(Records from a data collection)
────────────────

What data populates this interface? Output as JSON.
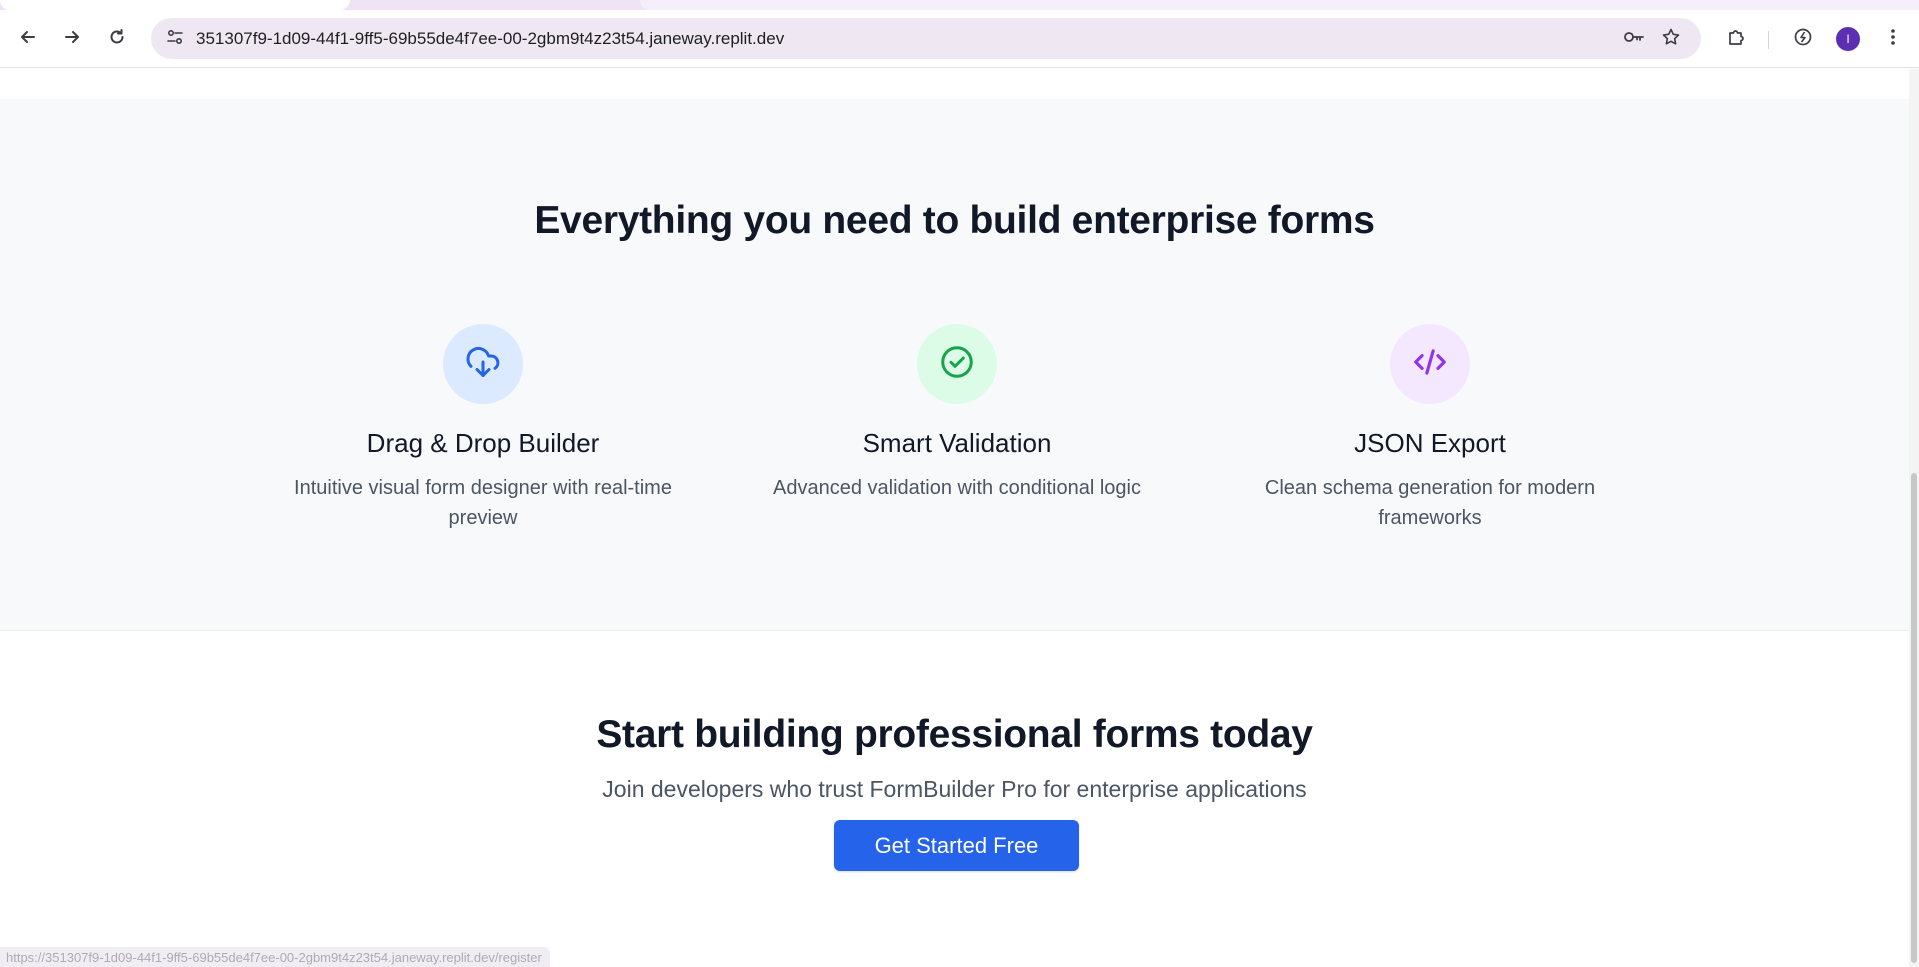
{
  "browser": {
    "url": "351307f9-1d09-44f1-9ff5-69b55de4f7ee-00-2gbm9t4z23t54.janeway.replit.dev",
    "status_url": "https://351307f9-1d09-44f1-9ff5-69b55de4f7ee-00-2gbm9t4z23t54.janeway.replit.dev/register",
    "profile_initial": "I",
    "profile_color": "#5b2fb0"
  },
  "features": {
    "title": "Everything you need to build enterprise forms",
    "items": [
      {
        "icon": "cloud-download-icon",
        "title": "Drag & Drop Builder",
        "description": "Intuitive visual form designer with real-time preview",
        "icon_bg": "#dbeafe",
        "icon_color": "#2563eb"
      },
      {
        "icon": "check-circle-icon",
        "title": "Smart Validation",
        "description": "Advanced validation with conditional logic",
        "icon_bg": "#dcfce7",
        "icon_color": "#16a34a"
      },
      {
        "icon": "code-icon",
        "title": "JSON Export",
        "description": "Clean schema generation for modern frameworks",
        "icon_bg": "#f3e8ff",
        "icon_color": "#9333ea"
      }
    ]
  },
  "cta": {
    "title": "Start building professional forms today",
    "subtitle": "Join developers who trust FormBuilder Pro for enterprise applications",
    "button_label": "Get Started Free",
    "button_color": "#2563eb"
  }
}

────────────────

▸ **What you will do**:
Pull out every line holding "forms" from the records above, and copy it.

▸ **Worked answer**:
    "title": "Everything you need to build enterprise forms",
    "title": "Start building professional forms today",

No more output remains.